Your task is to transcribe all the entries exactly, excluding pictures.
Start of DATASET EXCERPTS
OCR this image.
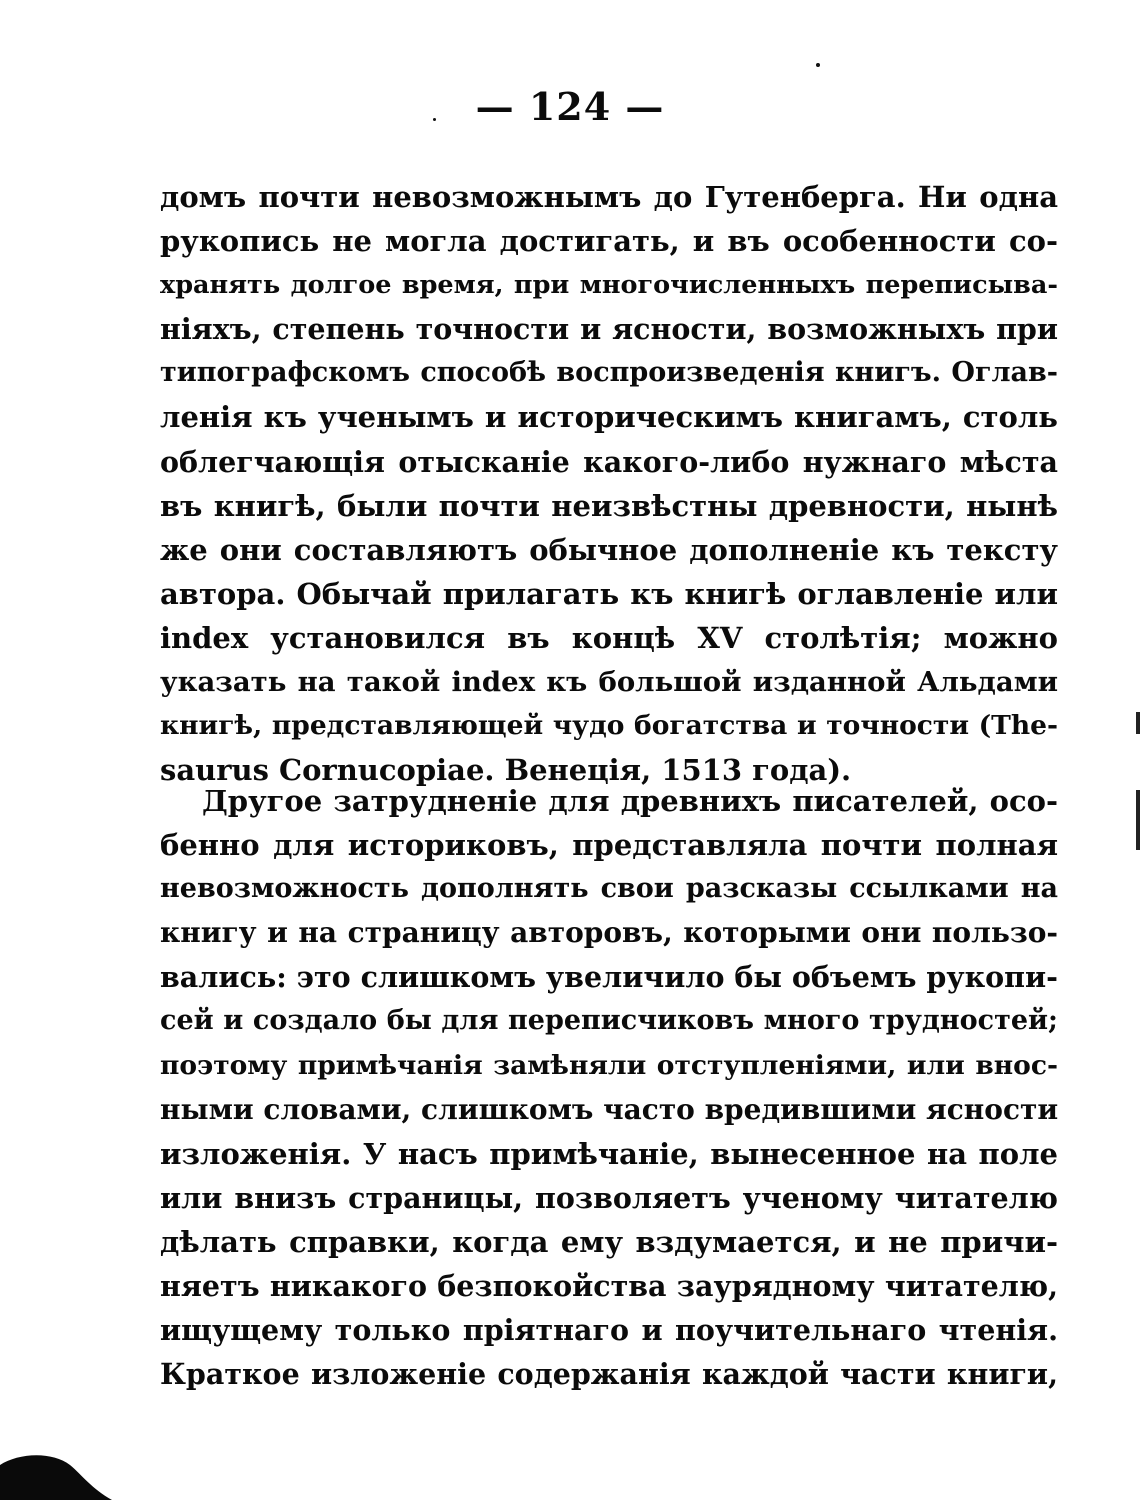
— 124 —
домъ почти невозможнымъ до Гутенберга. Ни одна
рукопись не могла достигать, и въ особенности со-
хранять долгое время, при многочисленныхъ переписыва-
ніяхъ, степень точности и ясности, возможныхъ при
типографскомъ способѣ воспроизведенія книгъ. Оглав-
ленія къ ученымъ и историческимъ книгамъ, столь
облегчающія отысканіе какого-либо нужнаго мѣста
въ книгѣ, были почти неизвѣстны древности, нынѣ
же они составляютъ обычное дополненіе къ тексту
автора. Обычай прилагать къ книгѣ оглавленіе или
index установился въ концѣ XV столѣтія; можно
указать на такой index къ большой изданной Альдами
книгѣ, представляющей чудо богатства и точности (The-
saurus Cornucopiae. Венеція, 1513 года).
Другое затрудненіе для древнихъ писателей, осо-
бенно для историковъ, представляла почти полная
невозможность дополнять свои разсказы ссылками на
книгу и на страницу авторовъ, которыми они пользо-
вались: это слишкомъ увеличило бы объемъ рукопи-
сей и создало бы для переписчиковъ много трудностей;
поэтому примѣчанія замѣняли отступленіями, или внос-
ными словами, слишкомъ часто вредившими ясности
изложенія. У насъ примѣчаніе, вынесенное на поле
или внизъ страницы, позволяетъ ученому читателю
дѣлать справки, когда ему вздумается, и не причи-
няетъ никакого безпокойства заурядному читателю,
ищущему только пріятнаго и поучительнаго чтенія.
Краткое изложеніе содержанія каждой части книги,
End of DATASET EXCERPTS
**SOLUTION TO THIS EXERCISE**
OCR this image.
— 124 —
домъ почти невозможнымъ до Гутенберга. Ни одна
рукопись не могла достигать, и въ особенности со-
хранять долгое время, при многочисленныхъ переписыва-
ніяхъ, степень точности и ясности, возможныхъ при
типографскомъ способѣ воспроизведенія книгъ. Оглав-
ленія къ ученымъ и историческимъ книгамъ, столь
облегчающія отысканіе какого-либо нужнаго мѣста
въ книгѣ, были почти неизвѣстны древности, нынѣ
же они составляютъ обычное дополненіе къ тексту
автора. Обычай прилагать къ книгѣ оглавленіе или
index установился въ концѣ XV столѣтія; можно
указать на такой index къ большой изданной Альдами
книгѣ, представляющей чудо богатства и точности (The-
saurus Cornucopiae. Венеція, 1513 года).
Другое затрудненіе для древнихъ писателей, осо-
бенно для историковъ, представляла почти полная
невозможность дополнять свои разсказы ссылками на
книгу и на страницу авторовъ, которыми они пользо-
вались: это слишкомъ увеличило бы объемъ рукопи-
сей и создало бы для переписчиковъ много трудностей;
поэтому примѣчанія замѣняли отступленіями, или внос-
ными словами, слишкомъ часто вредившими ясности
изложенія. У насъ примѣчаніе, вынесенное на поле
или внизъ страницы, позволяетъ ученому читателю
дѣлать справки, когда ему вздумается, и не причи-
няетъ никакого безпокойства заурядному читателю,
ищущему только пріятнаго и поучительнаго чтенія.
Краткое изложеніе содержанія каждой части книги,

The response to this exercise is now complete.